Dataset entries on figures:
——

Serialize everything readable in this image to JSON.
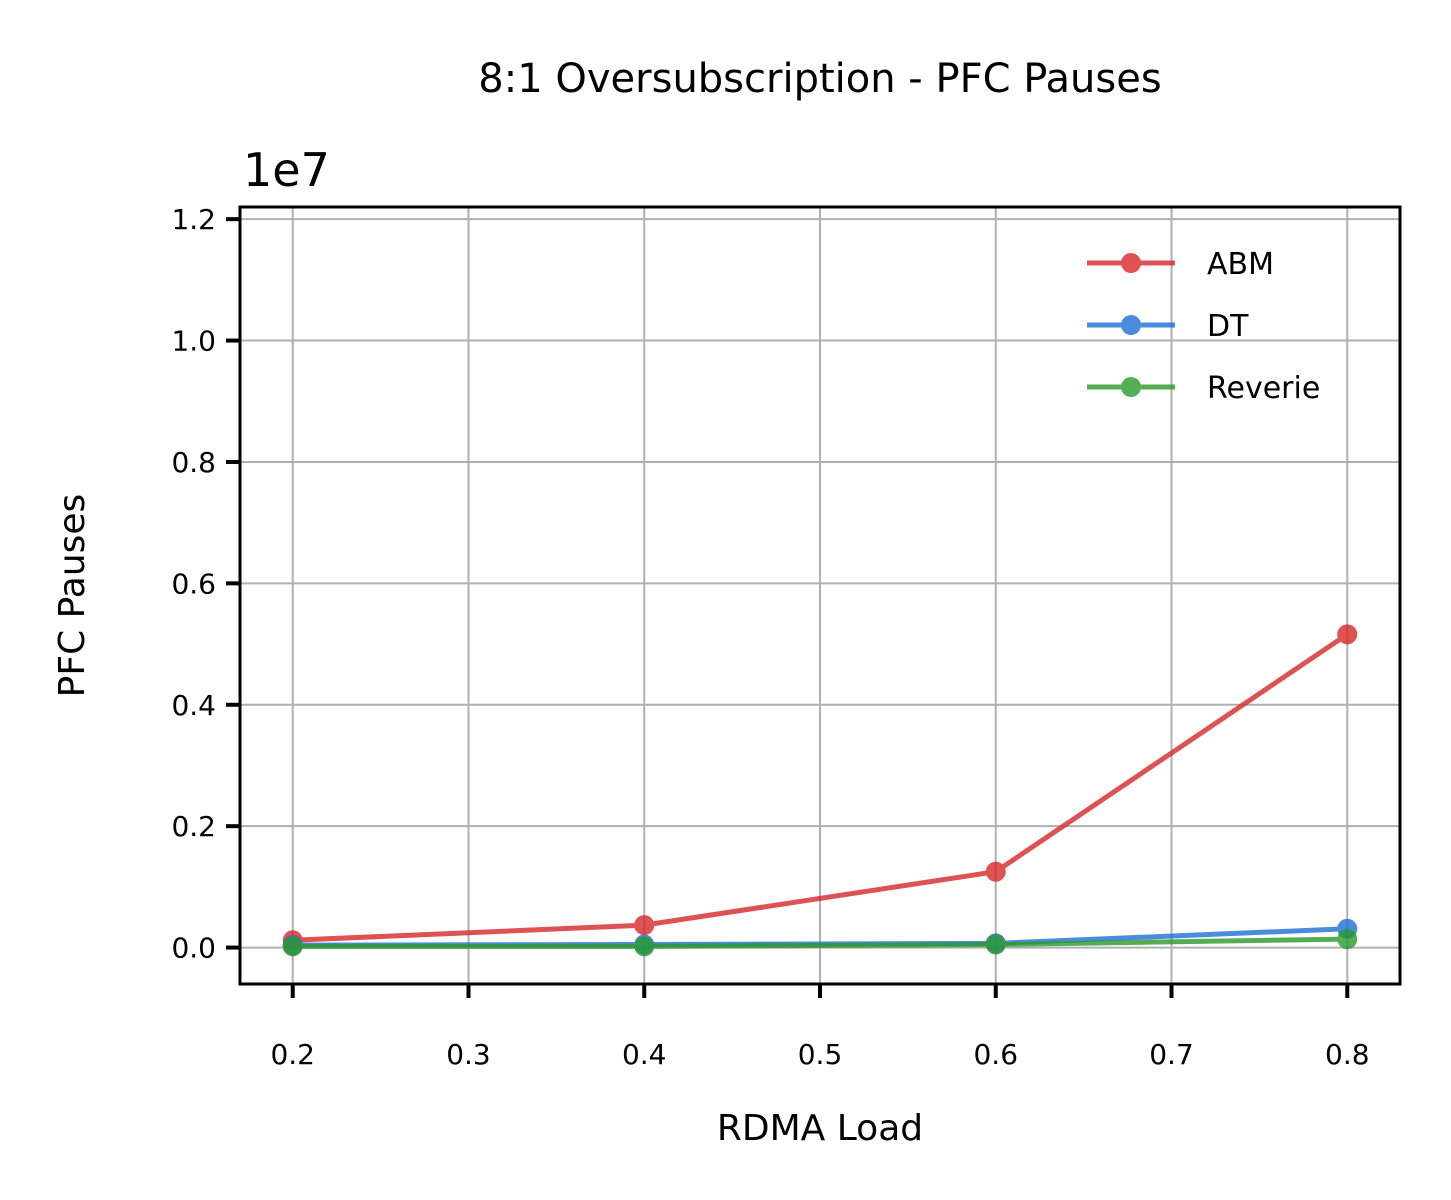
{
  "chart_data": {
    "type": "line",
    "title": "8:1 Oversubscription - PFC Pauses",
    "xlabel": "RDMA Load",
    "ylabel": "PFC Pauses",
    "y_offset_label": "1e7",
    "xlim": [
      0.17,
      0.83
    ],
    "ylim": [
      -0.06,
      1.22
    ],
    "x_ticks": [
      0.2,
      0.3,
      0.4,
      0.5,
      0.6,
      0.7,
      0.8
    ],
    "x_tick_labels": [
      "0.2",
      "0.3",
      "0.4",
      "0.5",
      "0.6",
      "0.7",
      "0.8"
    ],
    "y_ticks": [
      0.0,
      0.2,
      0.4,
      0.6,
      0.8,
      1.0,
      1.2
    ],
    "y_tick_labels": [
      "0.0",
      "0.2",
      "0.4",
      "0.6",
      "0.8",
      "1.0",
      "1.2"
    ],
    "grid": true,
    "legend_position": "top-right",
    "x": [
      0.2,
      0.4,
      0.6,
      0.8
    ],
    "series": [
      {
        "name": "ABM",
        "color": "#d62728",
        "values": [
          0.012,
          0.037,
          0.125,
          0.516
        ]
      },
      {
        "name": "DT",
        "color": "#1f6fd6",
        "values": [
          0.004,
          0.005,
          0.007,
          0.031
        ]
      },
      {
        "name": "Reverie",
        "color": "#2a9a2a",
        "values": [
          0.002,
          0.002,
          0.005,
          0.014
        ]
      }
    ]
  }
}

——

Your answer should be a single number: how many lines in the data above include "Pauses"?

## [COMPLETE ANSWER]
2